#### Supplied material
----

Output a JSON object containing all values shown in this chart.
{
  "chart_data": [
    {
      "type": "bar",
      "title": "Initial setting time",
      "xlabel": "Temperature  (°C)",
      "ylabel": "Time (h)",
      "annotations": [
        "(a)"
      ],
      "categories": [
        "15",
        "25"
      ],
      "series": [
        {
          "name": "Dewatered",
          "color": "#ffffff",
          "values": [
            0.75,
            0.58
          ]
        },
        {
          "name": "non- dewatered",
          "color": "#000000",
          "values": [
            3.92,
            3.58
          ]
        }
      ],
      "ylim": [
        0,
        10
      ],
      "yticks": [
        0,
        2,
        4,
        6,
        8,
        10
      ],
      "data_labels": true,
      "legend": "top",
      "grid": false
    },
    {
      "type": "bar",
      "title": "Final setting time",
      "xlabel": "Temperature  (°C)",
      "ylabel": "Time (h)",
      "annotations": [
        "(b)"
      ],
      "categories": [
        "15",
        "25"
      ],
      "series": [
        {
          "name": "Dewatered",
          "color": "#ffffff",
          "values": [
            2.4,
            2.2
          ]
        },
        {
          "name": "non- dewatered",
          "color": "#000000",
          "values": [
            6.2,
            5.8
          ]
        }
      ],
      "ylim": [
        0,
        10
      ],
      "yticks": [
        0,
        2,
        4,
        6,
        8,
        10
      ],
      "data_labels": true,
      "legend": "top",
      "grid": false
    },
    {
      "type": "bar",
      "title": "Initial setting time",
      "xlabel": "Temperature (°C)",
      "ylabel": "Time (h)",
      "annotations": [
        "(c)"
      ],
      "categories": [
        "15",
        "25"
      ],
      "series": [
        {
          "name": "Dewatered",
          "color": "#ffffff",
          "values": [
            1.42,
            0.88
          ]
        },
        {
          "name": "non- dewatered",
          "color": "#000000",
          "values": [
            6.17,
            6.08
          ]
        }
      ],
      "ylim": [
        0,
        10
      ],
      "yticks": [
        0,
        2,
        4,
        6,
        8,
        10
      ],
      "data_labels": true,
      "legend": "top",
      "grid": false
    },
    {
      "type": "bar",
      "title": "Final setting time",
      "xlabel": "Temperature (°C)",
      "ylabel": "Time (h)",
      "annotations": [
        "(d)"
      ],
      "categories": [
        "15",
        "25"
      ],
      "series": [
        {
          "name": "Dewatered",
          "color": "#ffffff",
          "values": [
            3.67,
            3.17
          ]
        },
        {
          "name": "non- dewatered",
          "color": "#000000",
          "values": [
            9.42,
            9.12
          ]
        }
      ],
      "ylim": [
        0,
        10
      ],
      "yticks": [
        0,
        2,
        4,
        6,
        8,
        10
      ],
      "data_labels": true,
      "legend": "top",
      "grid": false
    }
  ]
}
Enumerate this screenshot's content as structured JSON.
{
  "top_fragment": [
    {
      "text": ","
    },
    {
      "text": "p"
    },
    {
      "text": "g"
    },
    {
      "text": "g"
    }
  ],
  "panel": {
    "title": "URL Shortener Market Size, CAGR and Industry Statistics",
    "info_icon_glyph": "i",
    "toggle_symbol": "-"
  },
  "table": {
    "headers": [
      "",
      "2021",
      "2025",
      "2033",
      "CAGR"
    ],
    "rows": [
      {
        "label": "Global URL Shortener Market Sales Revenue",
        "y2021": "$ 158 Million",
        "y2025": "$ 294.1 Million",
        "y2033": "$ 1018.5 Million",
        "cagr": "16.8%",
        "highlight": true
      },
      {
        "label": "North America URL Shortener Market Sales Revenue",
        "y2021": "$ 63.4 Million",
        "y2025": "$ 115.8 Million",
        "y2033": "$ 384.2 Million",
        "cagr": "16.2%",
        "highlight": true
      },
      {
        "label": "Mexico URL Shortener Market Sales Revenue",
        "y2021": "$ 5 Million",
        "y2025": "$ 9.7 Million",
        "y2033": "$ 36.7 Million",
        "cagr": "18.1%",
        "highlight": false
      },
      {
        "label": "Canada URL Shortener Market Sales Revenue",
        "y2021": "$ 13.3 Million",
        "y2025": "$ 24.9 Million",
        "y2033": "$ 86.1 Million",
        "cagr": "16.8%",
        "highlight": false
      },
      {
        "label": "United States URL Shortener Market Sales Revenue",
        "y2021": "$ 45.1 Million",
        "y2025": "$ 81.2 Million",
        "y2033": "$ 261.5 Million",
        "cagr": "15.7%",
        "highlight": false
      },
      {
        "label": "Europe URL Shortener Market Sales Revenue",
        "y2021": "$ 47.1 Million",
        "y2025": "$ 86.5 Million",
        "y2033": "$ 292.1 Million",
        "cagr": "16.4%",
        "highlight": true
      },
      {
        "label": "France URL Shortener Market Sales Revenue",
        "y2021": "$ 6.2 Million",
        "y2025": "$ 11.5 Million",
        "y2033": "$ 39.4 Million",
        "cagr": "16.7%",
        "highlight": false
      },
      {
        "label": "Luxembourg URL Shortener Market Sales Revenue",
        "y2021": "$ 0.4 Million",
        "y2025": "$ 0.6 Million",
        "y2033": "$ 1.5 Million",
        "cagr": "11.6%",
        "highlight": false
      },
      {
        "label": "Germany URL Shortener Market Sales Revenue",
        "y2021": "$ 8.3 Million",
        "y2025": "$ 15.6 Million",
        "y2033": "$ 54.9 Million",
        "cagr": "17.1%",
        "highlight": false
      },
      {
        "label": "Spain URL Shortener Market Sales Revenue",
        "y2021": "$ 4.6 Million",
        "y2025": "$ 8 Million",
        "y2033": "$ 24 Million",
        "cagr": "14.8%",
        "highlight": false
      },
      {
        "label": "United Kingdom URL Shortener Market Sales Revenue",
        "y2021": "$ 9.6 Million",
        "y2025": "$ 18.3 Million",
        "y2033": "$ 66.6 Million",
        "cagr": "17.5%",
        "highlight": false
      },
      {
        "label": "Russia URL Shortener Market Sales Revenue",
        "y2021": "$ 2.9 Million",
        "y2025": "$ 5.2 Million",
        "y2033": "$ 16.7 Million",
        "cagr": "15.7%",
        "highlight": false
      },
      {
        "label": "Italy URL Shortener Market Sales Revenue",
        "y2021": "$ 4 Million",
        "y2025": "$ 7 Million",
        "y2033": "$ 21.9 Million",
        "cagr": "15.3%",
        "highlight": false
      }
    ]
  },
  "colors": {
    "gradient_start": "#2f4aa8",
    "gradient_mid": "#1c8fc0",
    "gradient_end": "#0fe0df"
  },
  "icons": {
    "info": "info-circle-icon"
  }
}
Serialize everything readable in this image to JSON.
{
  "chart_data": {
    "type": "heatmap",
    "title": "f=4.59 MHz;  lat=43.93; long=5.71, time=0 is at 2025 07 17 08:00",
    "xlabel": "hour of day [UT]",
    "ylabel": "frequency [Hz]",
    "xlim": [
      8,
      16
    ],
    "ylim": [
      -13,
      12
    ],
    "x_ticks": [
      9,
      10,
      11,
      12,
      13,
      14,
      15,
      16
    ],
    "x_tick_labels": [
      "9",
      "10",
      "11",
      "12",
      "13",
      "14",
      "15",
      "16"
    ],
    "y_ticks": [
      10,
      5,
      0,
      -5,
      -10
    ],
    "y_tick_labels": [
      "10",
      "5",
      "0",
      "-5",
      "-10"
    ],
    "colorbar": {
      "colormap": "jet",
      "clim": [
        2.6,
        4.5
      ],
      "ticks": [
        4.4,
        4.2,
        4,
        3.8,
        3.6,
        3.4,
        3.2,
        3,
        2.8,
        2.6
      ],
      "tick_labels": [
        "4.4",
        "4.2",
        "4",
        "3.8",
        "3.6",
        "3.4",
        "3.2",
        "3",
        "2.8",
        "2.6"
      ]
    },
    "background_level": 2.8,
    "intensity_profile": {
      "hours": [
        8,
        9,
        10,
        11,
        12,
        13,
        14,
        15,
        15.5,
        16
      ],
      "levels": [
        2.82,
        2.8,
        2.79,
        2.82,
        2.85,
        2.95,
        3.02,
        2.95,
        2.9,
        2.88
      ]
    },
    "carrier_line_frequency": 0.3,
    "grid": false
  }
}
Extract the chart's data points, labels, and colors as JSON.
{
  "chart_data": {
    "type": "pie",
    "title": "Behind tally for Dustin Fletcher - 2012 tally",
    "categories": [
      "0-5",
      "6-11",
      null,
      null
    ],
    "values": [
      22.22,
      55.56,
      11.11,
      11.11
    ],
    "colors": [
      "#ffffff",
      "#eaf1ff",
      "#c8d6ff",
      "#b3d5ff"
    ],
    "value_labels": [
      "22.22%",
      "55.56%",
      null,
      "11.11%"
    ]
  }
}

----

#### Problem statement
Take the lines from the one containing "Extract the chart's" to the last line of the material above and write them out exactly.

#### Exercise solution
Extract the chart's data points, labels, and colors as JSON.
{
  "chart_data": {
    "type": "pie",
    "title": "Behind tally for Dustin Fletcher - 2012 tally",
    "categories": [
      "0-5",
      "6-11",
      null,
      null
    ],
    "values": [
      22.22,
      55.56,
      11.11,
      11.11
    ],
    "colors": [
      "#ffffff",
      "#eaf1ff",
      "#c8d6ff",
      "#b3d5ff"
    ],
    "value_labels": [
      "22.22%",
      "55.56%",
      null,
      "11.11%"
    ]
  }
}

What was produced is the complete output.